**Material for this exercise**
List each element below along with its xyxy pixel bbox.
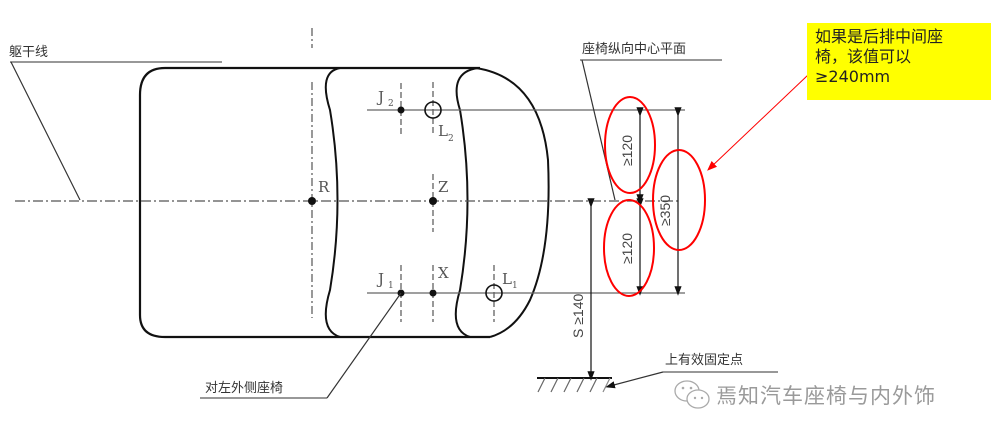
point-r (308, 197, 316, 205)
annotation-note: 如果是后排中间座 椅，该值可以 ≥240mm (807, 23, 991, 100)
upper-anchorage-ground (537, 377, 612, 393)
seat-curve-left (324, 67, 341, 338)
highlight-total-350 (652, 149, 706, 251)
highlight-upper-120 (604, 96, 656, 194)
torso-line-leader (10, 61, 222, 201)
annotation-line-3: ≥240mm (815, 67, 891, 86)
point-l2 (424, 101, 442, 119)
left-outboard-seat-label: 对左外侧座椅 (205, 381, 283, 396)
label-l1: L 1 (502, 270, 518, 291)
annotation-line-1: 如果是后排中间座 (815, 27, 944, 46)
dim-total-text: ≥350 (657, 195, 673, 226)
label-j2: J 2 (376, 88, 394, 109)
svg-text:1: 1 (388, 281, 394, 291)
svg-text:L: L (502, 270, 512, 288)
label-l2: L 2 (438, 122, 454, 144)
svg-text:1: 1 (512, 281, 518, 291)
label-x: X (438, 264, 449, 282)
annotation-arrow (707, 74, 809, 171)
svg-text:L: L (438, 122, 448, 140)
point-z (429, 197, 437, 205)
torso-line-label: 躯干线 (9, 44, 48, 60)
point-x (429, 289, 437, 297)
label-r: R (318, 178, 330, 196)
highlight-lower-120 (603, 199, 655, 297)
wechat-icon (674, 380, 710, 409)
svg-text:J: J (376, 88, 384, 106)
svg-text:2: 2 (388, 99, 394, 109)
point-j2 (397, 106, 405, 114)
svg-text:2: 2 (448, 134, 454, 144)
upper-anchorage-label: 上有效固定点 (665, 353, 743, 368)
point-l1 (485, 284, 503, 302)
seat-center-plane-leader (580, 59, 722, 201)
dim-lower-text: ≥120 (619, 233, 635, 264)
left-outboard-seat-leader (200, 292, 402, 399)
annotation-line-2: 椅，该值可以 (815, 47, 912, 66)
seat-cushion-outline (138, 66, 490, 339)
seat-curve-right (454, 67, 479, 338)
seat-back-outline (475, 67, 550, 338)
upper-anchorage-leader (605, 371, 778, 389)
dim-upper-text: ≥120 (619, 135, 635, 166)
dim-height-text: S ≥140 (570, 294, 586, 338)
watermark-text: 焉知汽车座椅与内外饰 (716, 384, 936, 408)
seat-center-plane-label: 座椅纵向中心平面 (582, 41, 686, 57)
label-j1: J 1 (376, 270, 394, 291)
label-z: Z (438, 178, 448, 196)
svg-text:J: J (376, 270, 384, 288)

**Instructions for the task**
Reproduce the listing above line for line, with no changes, leaving out the picture.

**Expected output**
List each element below along with its xyxy pixel bbox.
point-r (308, 197, 316, 205)
annotation-note: 如果是后排中间座 椅，该值可以 ≥240mm (807, 23, 991, 100)
upper-anchorage-ground (537, 377, 612, 393)
seat-curve-left (324, 67, 341, 338)
highlight-total-350 (652, 149, 706, 251)
highlight-upper-120 (604, 96, 656, 194)
torso-line-leader (10, 61, 222, 201)
annotation-line-3: ≥240mm (815, 67, 891, 86)
point-l2 (424, 101, 442, 119)
left-outboard-seat-label: 对左外侧座椅 (205, 381, 283, 396)
label-l1: L 1 (502, 270, 518, 291)
annotation-line-1: 如果是后排中间座 (815, 27, 944, 46)
dim-total-text: ≥350 (657, 195, 673, 226)
label-j2: J 2 (376, 88, 394, 109)
svg-text:1: 1 (388, 281, 394, 291)
svg-text:L: L (502, 270, 512, 288)
label-l2: L 2 (438, 122, 454, 144)
svg-text:1: 1 (512, 281, 518, 291)
label-x: X (438, 264, 449, 282)
annotation-arrow (707, 74, 809, 171)
svg-text:L: L (438, 122, 448, 140)
point-z (429, 197, 437, 205)
torso-line-label: 躯干线 (9, 44, 48, 60)
point-x (429, 289, 437, 297)
label-r: R (318, 178, 330, 196)
highlight-lower-120 (603, 199, 655, 297)
wechat-icon (674, 380, 710, 409)
svg-text:J: J (376, 88, 384, 106)
svg-text:2: 2 (388, 99, 394, 109)
point-j2 (397, 106, 405, 114)
svg-text:2: 2 (448, 134, 454, 144)
upper-anchorage-label: 上有效固定点 (665, 353, 743, 368)
point-l1 (485, 284, 503, 302)
seat-center-plane-leader (580, 59, 722, 201)
dim-lower-text: ≥120 (619, 233, 635, 264)
left-outboard-seat-leader (200, 292, 402, 399)
annotation-line-2: 椅，该值可以 (815, 47, 912, 66)
seat-cushion-outline (138, 66, 490, 339)
seat-curve-right (454, 67, 479, 338)
seat-back-outline (475, 67, 550, 338)
upper-anchorage-leader (605, 371, 778, 389)
dim-upper-text: ≥120 (619, 135, 635, 166)
dim-height-text: S ≥140 (570, 294, 586, 338)
watermark-text: 焉知汽车座椅与内外饰 (716, 384, 936, 408)
seat-center-plane-label: 座椅纵向中心平面 (582, 41, 686, 57)
label-j1: J 1 (376, 270, 394, 291)
label-z: Z (438, 178, 448, 196)
svg-text:J: J (376, 270, 384, 288)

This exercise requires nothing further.